──────── Exercise data

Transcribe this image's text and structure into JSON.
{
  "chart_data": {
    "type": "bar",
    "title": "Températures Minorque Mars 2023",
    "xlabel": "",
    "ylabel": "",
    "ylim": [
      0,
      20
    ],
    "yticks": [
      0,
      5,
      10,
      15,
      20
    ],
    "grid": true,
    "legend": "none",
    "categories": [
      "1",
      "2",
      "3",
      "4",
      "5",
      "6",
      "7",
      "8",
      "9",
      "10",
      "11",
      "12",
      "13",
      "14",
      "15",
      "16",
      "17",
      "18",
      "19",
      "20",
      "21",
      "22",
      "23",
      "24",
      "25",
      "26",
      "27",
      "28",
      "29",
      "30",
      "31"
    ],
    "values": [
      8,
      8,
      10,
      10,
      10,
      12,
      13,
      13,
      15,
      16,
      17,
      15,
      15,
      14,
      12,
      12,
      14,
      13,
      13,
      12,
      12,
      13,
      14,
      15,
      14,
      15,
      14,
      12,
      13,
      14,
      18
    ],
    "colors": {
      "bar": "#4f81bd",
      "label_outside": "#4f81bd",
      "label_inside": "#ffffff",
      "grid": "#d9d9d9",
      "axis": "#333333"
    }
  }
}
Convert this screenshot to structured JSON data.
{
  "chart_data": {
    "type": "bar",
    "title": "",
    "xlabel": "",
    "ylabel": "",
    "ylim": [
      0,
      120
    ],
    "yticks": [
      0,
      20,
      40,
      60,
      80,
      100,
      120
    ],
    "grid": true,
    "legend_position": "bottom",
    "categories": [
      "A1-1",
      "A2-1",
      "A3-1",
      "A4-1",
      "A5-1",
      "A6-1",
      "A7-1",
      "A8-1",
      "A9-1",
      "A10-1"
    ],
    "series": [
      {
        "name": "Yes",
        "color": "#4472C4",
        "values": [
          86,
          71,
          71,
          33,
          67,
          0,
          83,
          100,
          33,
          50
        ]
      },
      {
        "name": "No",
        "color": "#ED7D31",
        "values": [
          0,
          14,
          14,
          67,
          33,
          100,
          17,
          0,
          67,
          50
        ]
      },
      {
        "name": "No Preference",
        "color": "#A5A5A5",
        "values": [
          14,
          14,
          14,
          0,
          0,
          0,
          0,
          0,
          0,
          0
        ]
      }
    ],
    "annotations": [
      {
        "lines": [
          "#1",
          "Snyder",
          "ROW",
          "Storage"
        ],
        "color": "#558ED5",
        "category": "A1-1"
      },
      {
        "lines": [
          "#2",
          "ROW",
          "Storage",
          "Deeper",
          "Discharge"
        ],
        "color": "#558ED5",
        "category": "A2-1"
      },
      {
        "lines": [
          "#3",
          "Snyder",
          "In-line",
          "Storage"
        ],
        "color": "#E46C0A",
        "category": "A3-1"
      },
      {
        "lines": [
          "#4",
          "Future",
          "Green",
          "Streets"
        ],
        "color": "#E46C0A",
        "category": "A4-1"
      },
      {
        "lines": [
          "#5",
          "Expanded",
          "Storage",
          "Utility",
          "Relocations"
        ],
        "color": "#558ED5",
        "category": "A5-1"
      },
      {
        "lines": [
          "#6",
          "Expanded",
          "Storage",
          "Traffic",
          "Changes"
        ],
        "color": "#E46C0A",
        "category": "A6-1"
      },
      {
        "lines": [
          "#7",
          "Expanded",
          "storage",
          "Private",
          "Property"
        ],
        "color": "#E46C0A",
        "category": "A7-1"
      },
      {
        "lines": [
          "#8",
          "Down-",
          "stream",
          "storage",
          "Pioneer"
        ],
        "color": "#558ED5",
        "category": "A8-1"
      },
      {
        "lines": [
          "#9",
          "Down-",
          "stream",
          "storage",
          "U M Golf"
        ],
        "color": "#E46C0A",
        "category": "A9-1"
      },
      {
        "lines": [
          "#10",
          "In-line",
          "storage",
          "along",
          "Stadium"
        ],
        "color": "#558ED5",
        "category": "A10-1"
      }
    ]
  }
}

────────────────

Brief
Above are the records; copy all of them exactly.

Solution to the exercise
Transcribe this image's text and structure into JSON.
{
  "chart_data": {
    "type": "bar",
    "title": "Températures Minorque Mars 2023",
    "xlabel": "",
    "ylabel": "",
    "ylim": [
      0,
      20
    ],
    "yticks": [
      0,
      5,
      10,
      15,
      20
    ],
    "grid": true,
    "legend": "none",
    "categories": [
      "1",
      "2",
      "3",
      "4",
      "5",
      "6",
      "7",
      "8",
      "9",
      "10",
      "11",
      "12",
      "13",
      "14",
      "15",
      "16",
      "17",
      "18",
      "19",
      "20",
      "21",
      "22",
      "23",
      "24",
      "25",
      "26",
      "27",
      "28",
      "29",
      "30",
      "31"
    ],
    "values": [
      8,
      8,
      10,
      10,
      10,
      12,
      13,
      13,
      15,
      16,
      17,
      15,
      15,
      14,
      12,
      12,
      14,
      13,
      13,
      12,
      12,
      13,
      14,
      15,
      14,
      15,
      14,
      12,
      13,
      14,
      18
    ],
    "colors": {
      "bar": "#4f81bd",
      "label_outside": "#4f81bd",
      "label_inside": "#ffffff",
      "grid": "#d9d9d9",
      "axis": "#333333"
    }
  }
}
Convert this screenshot to structured JSON data.
{
  "chart_data": {
    "type": "bar",
    "title": "",
    "xlabel": "",
    "ylabel": "",
    "ylim": [
      0,
      120
    ],
    "yticks": [
      0,
      20,
      40,
      60,
      80,
      100,
      120
    ],
    "grid": true,
    "legend_position": "bottom",
    "categories": [
      "A1-1",
      "A2-1",
      "A3-1",
      "A4-1",
      "A5-1",
      "A6-1",
      "A7-1",
      "A8-1",
      "A9-1",
      "A10-1"
    ],
    "series": [
      {
        "name": "Yes",
        "color": "#4472C4",
        "values": [
          86,
          71,
          71,
          33,
          67,
          0,
          83,
          100,
          33,
          50
        ]
      },
      {
        "name": "No",
        "color": "#ED7D31",
        "values": [
          0,
          14,
          14,
          67,
          33,
          100,
          17,
          0,
          67,
          50
        ]
      },
      {
        "name": "No Preference",
        "color": "#A5A5A5",
        "values": [
          14,
          14,
          14,
          0,
          0,
          0,
          0,
          0,
          0,
          0
        ]
      }
    ],
    "annotations": [
      {
        "lines": [
          "#1",
          "Snyder",
          "ROW",
          "Storage"
        ],
        "color": "#558ED5",
        "category": "A1-1"
      },
      {
        "lines": [
          "#2",
          "ROW",
          "Storage",
          "Deeper",
          "Discharge"
        ],
        "color": "#558ED5",
        "category": "A2-1"
      },
      {
        "lines": [
          "#3",
          "Snyder",
          "In-line",
          "Storage"
        ],
        "color": "#E46C0A",
        "category": "A3-1"
      },
      {
        "lines": [
          "#4",
          "Future",
          "Green",
          "Streets"
        ],
        "color": "#E46C0A",
        "category": "A4-1"
      },
      {
        "lines": [
          "#5",
          "Expanded",
          "Storage",
          "Utility",
          "Relocations"
        ],
        "color": "#558ED5",
        "category": "A5-1"
      },
      {
        "lines": [
          "#6",
          "Expanded",
          "Storage",
          "Traffic",
          "Changes"
        ],
        "color": "#E46C0A",
        "category": "A6-1"
      },
      {
        "lines": [
          "#7",
          "Expanded",
          "storage",
          "Private",
          "Property"
        ],
        "color": "#E46C0A",
        "category": "A7-1"
      },
      {
        "lines": [
          "#8",
          "Down-",
          "stream",
          "storage",
          "Pioneer"
        ],
        "color": "#558ED5",
        "category": "A8-1"
      },
      {
        "lines": [
          "#9",
          "Down-",
          "stream",
          "storage",
          "U M Golf"
        ],
        "color": "#E46C0A",
        "category": "A9-1"
      },
      {
        "lines": [
          "#10",
          "In-line",
          "storage",
          "along",
          "Stadium"
        ],
        "color": "#558ED5",
        "category": "A10-1"
      }
    ]
  }
}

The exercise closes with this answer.